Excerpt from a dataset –

• • •

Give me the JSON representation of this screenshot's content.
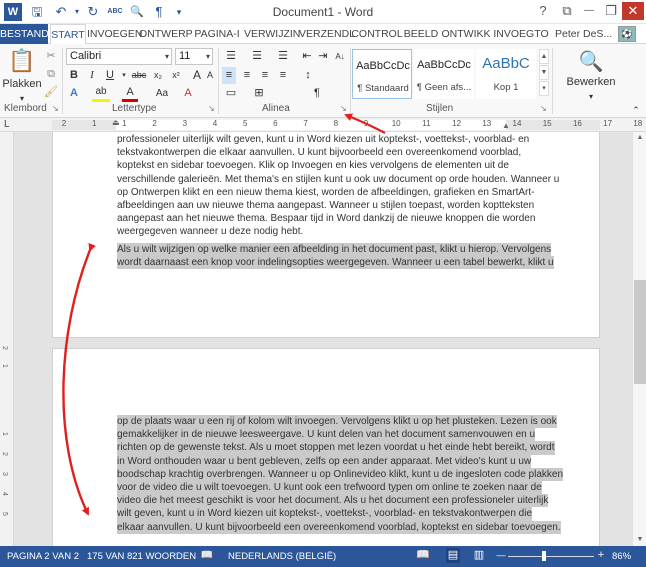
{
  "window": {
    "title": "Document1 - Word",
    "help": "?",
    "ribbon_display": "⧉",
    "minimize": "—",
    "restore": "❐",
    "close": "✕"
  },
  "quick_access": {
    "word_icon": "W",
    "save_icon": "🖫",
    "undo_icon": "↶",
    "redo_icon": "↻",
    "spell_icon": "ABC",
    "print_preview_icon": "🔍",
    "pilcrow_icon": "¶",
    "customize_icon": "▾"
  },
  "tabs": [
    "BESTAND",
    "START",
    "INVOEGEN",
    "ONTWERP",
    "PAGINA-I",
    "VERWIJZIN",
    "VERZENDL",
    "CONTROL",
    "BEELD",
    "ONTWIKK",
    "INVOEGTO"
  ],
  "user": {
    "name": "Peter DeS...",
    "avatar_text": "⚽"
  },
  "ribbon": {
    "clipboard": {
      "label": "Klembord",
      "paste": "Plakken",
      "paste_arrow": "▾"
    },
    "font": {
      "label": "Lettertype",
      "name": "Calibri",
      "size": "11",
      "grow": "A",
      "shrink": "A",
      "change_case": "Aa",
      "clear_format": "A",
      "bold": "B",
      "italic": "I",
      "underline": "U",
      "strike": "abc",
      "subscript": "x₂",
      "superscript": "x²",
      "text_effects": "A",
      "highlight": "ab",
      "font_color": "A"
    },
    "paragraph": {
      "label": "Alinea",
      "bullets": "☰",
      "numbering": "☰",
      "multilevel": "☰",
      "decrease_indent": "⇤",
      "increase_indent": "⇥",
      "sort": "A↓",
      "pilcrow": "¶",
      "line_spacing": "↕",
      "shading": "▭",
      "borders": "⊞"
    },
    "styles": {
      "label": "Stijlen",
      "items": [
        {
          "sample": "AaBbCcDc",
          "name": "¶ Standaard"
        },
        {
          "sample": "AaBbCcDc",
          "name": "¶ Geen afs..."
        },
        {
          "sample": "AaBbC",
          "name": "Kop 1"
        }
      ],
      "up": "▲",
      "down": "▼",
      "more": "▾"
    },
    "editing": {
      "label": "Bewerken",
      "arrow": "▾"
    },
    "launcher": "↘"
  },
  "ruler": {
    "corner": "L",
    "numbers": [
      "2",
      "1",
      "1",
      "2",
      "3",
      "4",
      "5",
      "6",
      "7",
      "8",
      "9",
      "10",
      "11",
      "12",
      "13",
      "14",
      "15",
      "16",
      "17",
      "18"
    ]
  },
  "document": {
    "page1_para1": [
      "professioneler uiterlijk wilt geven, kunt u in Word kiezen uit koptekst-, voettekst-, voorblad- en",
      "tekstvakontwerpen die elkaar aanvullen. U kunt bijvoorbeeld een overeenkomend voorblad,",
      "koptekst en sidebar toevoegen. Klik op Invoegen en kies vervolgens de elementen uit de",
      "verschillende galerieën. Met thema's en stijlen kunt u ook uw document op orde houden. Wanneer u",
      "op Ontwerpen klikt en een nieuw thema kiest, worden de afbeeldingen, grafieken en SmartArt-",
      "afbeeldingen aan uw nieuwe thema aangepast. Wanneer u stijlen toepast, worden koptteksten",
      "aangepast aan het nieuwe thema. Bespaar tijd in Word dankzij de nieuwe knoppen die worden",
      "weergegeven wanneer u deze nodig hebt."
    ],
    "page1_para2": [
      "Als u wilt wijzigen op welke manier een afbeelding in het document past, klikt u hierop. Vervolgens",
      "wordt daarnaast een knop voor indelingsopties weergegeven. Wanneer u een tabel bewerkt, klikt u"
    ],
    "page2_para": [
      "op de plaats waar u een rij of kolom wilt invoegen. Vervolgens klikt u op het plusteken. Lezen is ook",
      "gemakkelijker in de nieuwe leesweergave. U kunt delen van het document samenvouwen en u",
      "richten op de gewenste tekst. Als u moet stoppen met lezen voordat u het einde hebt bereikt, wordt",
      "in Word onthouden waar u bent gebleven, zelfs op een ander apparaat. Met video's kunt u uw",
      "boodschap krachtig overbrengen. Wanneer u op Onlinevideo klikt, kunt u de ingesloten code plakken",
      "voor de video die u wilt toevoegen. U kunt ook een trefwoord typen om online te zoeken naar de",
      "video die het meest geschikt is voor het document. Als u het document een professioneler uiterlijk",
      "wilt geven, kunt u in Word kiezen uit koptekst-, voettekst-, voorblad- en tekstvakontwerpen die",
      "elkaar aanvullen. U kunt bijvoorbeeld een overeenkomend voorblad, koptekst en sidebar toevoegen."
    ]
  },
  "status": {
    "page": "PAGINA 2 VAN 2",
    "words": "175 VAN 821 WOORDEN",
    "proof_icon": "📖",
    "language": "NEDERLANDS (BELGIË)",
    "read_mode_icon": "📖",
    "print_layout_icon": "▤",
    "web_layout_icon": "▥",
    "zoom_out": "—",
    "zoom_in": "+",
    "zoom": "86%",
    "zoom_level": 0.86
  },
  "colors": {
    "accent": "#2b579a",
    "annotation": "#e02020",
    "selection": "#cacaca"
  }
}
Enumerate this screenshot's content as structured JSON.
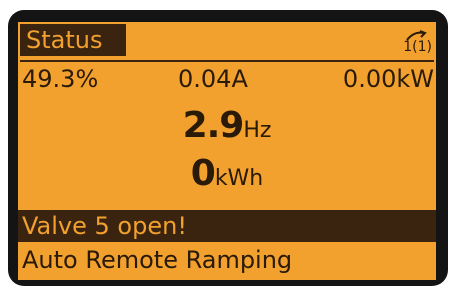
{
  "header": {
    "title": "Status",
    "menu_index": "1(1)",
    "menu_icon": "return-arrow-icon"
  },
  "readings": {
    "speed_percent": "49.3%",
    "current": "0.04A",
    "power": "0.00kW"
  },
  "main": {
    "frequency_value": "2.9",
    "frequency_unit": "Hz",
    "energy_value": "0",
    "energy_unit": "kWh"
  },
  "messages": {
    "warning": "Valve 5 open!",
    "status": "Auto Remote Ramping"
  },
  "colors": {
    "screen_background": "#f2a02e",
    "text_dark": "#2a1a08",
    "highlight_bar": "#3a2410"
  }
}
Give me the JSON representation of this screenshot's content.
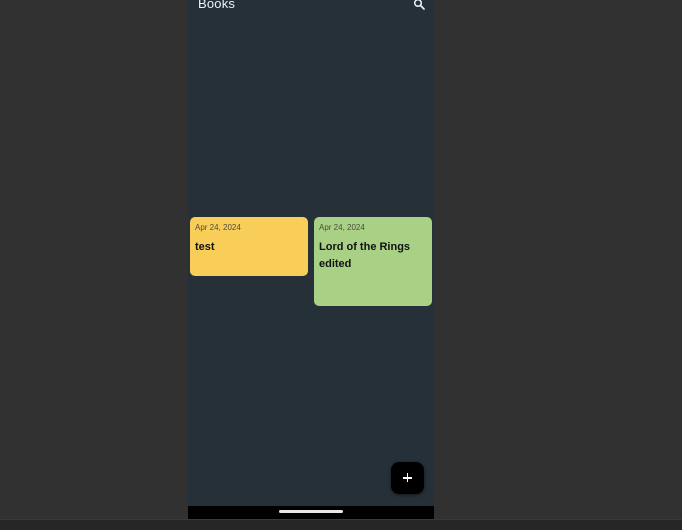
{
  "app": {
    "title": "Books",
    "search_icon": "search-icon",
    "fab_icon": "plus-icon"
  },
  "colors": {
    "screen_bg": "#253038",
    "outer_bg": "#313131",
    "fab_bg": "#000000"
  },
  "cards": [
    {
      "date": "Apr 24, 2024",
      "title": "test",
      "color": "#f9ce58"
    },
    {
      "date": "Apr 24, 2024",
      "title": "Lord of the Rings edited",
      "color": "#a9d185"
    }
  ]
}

• • •

DIRECTIONS FOR THIS TASK – Do not copy the pictures, but repeat every line exactly.

ANSWER TO THIS EXERCISE –
Give me the JSON representation of this screenshot's content.
{
  "window": {
    "title": "Document1 - Word",
    "help": "?",
    "ribbon_display": "⧉",
    "minimize": "—",
    "restore": "❐",
    "close": "✕"
  },
  "quick_access": {
    "word_icon": "W",
    "save_icon": "🖫",
    "undo_icon": "↶",
    "redo_icon": "↻",
    "spell_icon": "ABC",
    "print_preview_icon": "🔍",
    "pilcrow_icon": "¶",
    "customize_icon": "▾"
  },
  "tabs": [
    "BESTAND",
    "START",
    "INVOEGEN",
    "ONTWERP",
    "PAGINA-I",
    "VERWIJZIN",
    "VERZENDL",
    "CONTROL",
    "BEELD",
    "ONTWIKK",
    "INVOEGTO"
  ],
  "user": {
    "name": "Peter DeS...",
    "avatar_text": "⚽"
  },
  "ribbon": {
    "clipboard": {
      "label": "Klembord",
      "paste": "Plakken",
      "paste_arrow": "▾"
    },
    "font": {
      "label": "Lettertype",
      "name": "Calibri",
      "size": "11",
      "grow": "A",
      "shrink": "A",
      "change_case": "Aa",
      "clear_format": "A",
      "bold": "B",
      "italic": "I",
      "underline": "U",
      "strike": "abc",
      "subscript": "x₂",
      "superscript": "x²",
      "text_effects": "A",
      "highlight": "ab",
      "font_color": "A"
    },
    "paragraph": {
      "label": "Alinea",
      "bullets": "☰",
      "numbering": "☰",
      "multilevel": "☰",
      "decrease_indent": "⇤",
      "increase_indent": "⇥",
      "sort": "A↓",
      "pilcrow": "¶",
      "line_spacing": "↕",
      "shading": "▭",
      "borders": "⊞"
    },
    "styles": {
      "label": "Stijlen",
      "items": [
        {
          "sample": "AaBbCcDc",
          "name": "¶ Standaard"
        },
        {
          "sample": "AaBbCcDc",
          "name": "¶ Geen afs..."
        },
        {
          "sample": "AaBbC",
          "name": "Kop 1"
        }
      ],
      "up": "▲",
      "down": "▼",
      "more": "▾"
    },
    "editing": {
      "label": "Bewerken",
      "arrow": "▾"
    },
    "launcher": "↘"
  },
  "ruler": {
    "corner": "L",
    "numbers": [
      "2",
      "1",
      "1",
      "2",
      "3",
      "4",
      "5",
      "6",
      "7",
      "8",
      "9",
      "10",
      "11",
      "12",
      "13",
      "14",
      "15",
      "16",
      "17",
      "18"
    ]
  },
  "document": {
    "page1_para1": [
      "professioneler uiterlijk wilt geven, kunt u in Word kiezen uit koptekst-, voettekst-, voorblad- en",
      "tekstvakontwerpen die elkaar aanvullen. U kunt bijvoorbeeld een overeenkomend voorblad,",
      "koptekst en sidebar toevoegen. Klik op Invoegen en kies vervolgens de elementen uit de",
      "verschillende galerieën. Met thema's en stijlen kunt u ook uw document op orde houden. Wanneer u",
      "op Ontwerpen klikt en een nieuw thema kiest, worden de afbeeldingen, grafieken en SmartArt-",
      "afbeeldingen aan uw nieuwe thema aangepast. Wanneer u stijlen toepast, worden koptteksten",
      "aangepast aan het nieuwe thema. Bespaar tijd in Word dankzij de nieuwe knoppen die worden",
      "weergegeven wanneer u deze nodig hebt."
    ],
    "page1_para2": [
      "Als u wilt wijzigen op welke manier een afbeelding in het document past, klikt u hierop. Vervolgens",
      "wordt daarnaast een knop voor indelingsopties weergegeven. Wanneer u een tabel bewerkt, klikt u"
    ],
    "page2_para": [
      "op de plaats waar u een rij of kolom wilt invoegen. Vervolgens klikt u op het plusteken. Lezen is ook",
      "gemakkelijker in de nieuwe leesweergave. U kunt delen van het document samenvouwen en u",
      "richten op de gewenste tekst. Als u moet stoppen met lezen voordat u het einde hebt bereikt, wordt",
      "in Word onthouden waar u bent gebleven, zelfs op een ander apparaat. Met video's kunt u uw",
      "boodschap krachtig overbrengen. Wanneer u op Onlinevideo klikt, kunt u de ingesloten code plakken",
      "voor de video die u wilt toevoegen. U kunt ook een trefwoord typen om online te zoeken naar de",
      "video die het meest geschikt is voor het document. Als u het document een professioneler uiterlijk",
      "wilt geven, kunt u in Word kiezen uit koptekst-, voettekst-, voorblad- en tekstvakontwerpen die",
      "elkaar aanvullen. U kunt bijvoorbeeld een overeenkomend voorblad, koptekst en sidebar toevoegen."
    ]
  },
  "status": {
    "page": "PAGINA 2 VAN 2",
    "words": "175 VAN 821 WOORDEN",
    "proof_icon": "📖",
    "language": "NEDERLANDS (BELGIË)",
    "read_mode_icon": "📖",
    "print_layout_icon": "▤",
    "web_layout_icon": "▥",
    "zoom_out": "—",
    "zoom_in": "+",
    "zoom": "86%",
    "zoom_level": 0.86
  },
  "colors": {
    "accent": "#2b579a",
    "annotation": "#e02020",
    "selection": "#cacaca"
  }
}
Enumerate this screenshot's content as structured JSON.
{
  "header": {
    "title": "Status",
    "menu_index": "1(1)",
    "menu_icon": "return-arrow-icon"
  },
  "readings": {
    "speed_percent": "49.3%",
    "current": "0.04A",
    "power": "0.00kW"
  },
  "main": {
    "frequency_value": "2.9",
    "frequency_unit": "Hz",
    "energy_value": "0",
    "energy_unit": "kWh"
  },
  "messages": {
    "warning": "Valve 5 open!",
    "status": "Auto Remote Ramping"
  },
  "colors": {
    "screen_background": "#f2a02e",
    "text_dark": "#2a1a08",
    "highlight_bar": "#3a2410"
  }
}
Give me the JSON representation of this screenshot's content.
{
  "app": {
    "title": "Books",
    "search_icon": "search-icon",
    "fab_icon": "plus-icon"
  },
  "colors": {
    "screen_bg": "#253038",
    "outer_bg": "#313131",
    "fab_bg": "#000000"
  },
  "cards": [
    {
      "date": "Apr 24, 2024",
      "title": "test",
      "color": "#f9ce58"
    },
    {
      "date": "Apr 24, 2024",
      "title": "Lord of the Rings edited",
      "color": "#a9d185"
    }
  ]
}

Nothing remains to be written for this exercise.